### [Data records]
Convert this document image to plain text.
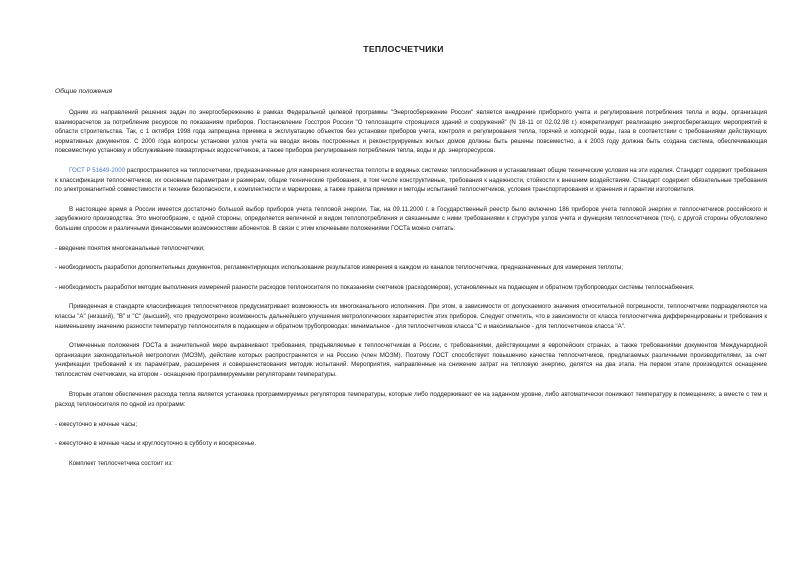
ТЕПЛОСЧЕТЧИКИ
Общие положения

Одним из направлений решения задач по энергосбережению в рамках Федеральной целевой программы "Энергосбережение России" является внедрение приборного учета и регулирования потребления тепла и воды, организация взаиморасчетов за потребление ресурсов по показаниям приборов. Постановление Госстроя России "О теплозащите строящихся зданий и сооружений" (N 18-11 от 02.02.98 г.) конкретизирует реализацию энергосберегающих мероприятий в области строительства. Так, с 1 октября 1998 года запрещена приемка в эксплуатацию объектов без установки приборов учета, контроля и регулирования тепла, горячей и холодной воды, газа в соответствии с требованиями действующих нормативных документов. С 2000 года вопросы установки узлов учета на вводах вновь построенных и реконструируемых жилых домов должны быть решены повсеместно, а к 2003 году должна быть создана система, обеспечивающая повсеместную установку и обслуживание поквартирных водосчетчиков, а также приборов регулирования потребления тепла, воды и др. энергоресурсов.

ГОСТ Р 51649-2000 распространяется на теплосчетчики, предназначенные для измерения количества теплоты в водяных системах теплоснабжения и устанавливает общие технические условия на эти изделия. Стандарт содержит требования к классификации теплосчетчиков, их основным параметрам и размерам, общие технические требования, в том числе конструктивные, требования к надежности, стойкости к внешним воздействиям. Стандарт содержит обязательные требования по электромагнитной совместимости и технике безопасности, к комплектности и маркировке, а также правила приемки и методы испытаний теплосчетчиков, условия транспортирования и хранения и гарантии изготовителя.

В настоящее время в России имеется достаточно большой выбор приборов учета тепловой энергии. Так, на 09.11.2000 г. в Государственный реестр было включено 186 приборов учета тепловой энергии и теплосчетчиков российского и зарубежного производства. Это многообразие, с одной стороны, определяется величиной и видом теплопотребления и связанными с ними требованиями к структуре узлов учета и функциям теплосчетчиков (тсч), с другой стороны обусловлено большим спросом и различными финансовыми возможностями абонентов. В связи с этим ключевыми положениями ГОСТа можно считать:

- введение понятия многоканальные теплосчетчики;

- необходимость разработки дополнительных документов, регламентирующих использование результатов измерения в каждом из каналов теплосчетчика, предназначенных для измерения теплоты;

- необходимость разработки методик выполнения измерений разности расходов теплоносителя по показаниям счетчиков (расходомеров), установленных на подающем и обратном трубопроводах системы теплоснабжения.

Приведенная в стандарте классификация теплосчетчиков предусматривает возможность их многоканального исполнения. При этом, в зависимости от допускаемого значения относительной погрешности, теплосчетчики подразделяются на классы "А" (низший), "В" и "С" (высший), что предусмотрено возможность дальнейшего улучшения метрологических характеристик этих приборов. Следует отметить, что в зависимости от класса теплосчетчика дифференцированы и требования к наименьшему значению разности температур теплоносителя в подающем и обратном трубопроводах: минимальное - для теплосчетчиков класса "С и максимальное - для теплосчетчиков класса "А".

Отмеченные положения ГОСТа в значительной мере выравнивают требования, предъявляемые к теплосчетчикам в России, с требованиями, действующими в европейских странах, а также требованиями документов Международной организации законодательной метрологии (МОЗМ), действие которых распространяется и на Россию (член МОЗМ). Поэтому ГОСТ способствует повышению качества теплосчетчиков, предлагаемых различными производителями, за счет унификации требований к их параметрам, расширения и совершенствования методик испытаний. Мероприятия, направленные на снижение затрат на тепловую энергию, делятся на два этапа. На первом этапе производится оснащение теплосистем счетчиками, на втором - оснащение программируемыми регуляторами температуры.

Вторым этапом обеспечения расхода тепла является установка программируемых регуляторов температуры, которые либо поддерживают ее на заданном уровне, либо автоматически понижают температуру в помещениях, а вместе с тем и расход теплоносителя по одной из программ:

- ежесуточно в ночные часы;

- ежесуточно в ночные часы и круглосуточно в субботу и воскресенье.

Комплект теплосчетчика состоит из:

### [AIM]
Pull out and copy each line containing the string "методик".

### [RESPONSE TO THE TASK]
- необходимость разработки методик выполнения измерений разности расходов теплоносителя по показаниям счетчиков (расходомеров), установленных на подающем и обратном трубопроводах системы теплоснабжения.
Отмеченные положения ГОСТа в значительной мере выравнивают требования, предъявляемые к теплосчетчикам в России, с требованиями, действующими в европейских странах, а также требованиями документов Международной организации законодательной метрологии (МОЗМ), действие которых распространяется и на Россию (член МОЗМ). Поэтому ГОСТ способствует повышению качества теплосчетчиков, предлагаемых различными производителями, за счет унификации требований к их параметрам, расширения и совершенствования методик испытаний. Мероприятия, направленные на снижение затрат на тепловую энергию, делятся на два этапа. На первом этапе производится оснащение теплосистем счетчиками, на втором - оснащение программируемыми регуляторами температуры.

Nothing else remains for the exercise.